-- start Items --

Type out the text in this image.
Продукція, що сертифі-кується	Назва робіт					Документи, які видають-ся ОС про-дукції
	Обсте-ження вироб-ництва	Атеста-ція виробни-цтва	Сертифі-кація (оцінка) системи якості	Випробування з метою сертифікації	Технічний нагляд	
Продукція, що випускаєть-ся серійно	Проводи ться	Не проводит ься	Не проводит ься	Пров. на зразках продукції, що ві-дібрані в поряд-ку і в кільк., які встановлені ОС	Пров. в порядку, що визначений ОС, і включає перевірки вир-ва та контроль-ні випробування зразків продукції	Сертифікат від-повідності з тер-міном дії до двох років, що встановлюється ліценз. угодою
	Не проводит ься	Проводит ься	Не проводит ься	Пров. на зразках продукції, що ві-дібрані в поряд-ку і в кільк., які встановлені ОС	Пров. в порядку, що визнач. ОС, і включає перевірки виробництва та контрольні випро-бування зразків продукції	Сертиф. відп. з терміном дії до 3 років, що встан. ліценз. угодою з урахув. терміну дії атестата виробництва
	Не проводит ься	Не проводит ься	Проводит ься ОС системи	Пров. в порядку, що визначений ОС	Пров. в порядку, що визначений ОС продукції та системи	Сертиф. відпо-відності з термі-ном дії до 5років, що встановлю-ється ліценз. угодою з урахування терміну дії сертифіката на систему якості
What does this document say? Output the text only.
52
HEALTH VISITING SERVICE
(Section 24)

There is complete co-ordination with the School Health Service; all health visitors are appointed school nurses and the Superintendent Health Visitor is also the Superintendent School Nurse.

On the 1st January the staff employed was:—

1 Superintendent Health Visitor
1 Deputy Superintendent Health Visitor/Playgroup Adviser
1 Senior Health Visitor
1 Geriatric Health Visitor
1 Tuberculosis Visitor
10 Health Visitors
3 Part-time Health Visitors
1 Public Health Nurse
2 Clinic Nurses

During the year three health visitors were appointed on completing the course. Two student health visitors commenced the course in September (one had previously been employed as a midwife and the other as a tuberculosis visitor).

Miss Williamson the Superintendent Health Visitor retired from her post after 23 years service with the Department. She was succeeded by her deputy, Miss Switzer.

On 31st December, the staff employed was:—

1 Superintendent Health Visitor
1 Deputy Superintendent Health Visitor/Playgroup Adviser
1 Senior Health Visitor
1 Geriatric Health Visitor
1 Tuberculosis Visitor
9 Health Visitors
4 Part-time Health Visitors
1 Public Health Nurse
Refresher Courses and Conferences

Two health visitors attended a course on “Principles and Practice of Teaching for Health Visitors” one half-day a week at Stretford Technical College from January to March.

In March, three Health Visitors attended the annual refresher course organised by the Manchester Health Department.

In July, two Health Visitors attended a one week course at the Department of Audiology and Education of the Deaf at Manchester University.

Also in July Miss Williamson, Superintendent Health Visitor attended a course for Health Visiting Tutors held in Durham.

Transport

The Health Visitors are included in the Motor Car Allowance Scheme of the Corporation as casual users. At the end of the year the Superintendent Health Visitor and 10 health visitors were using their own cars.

-- end Items --

▶ [Problem details] Copy whichever lines in the listing above contain the word "Department".

▶ [Reply]
Miss Williamson the Superintendent Health Visitor retired from her post after 23 years service with the Department. She was succeeded by her deputy, Miss Switzer.
In March, three Health Visitors attended the annual refresher course organised by the Manchester Health Department.
In July, two Health Visitors attended a one week course at the Department of Audiology and Education of the Deaf at Manchester University.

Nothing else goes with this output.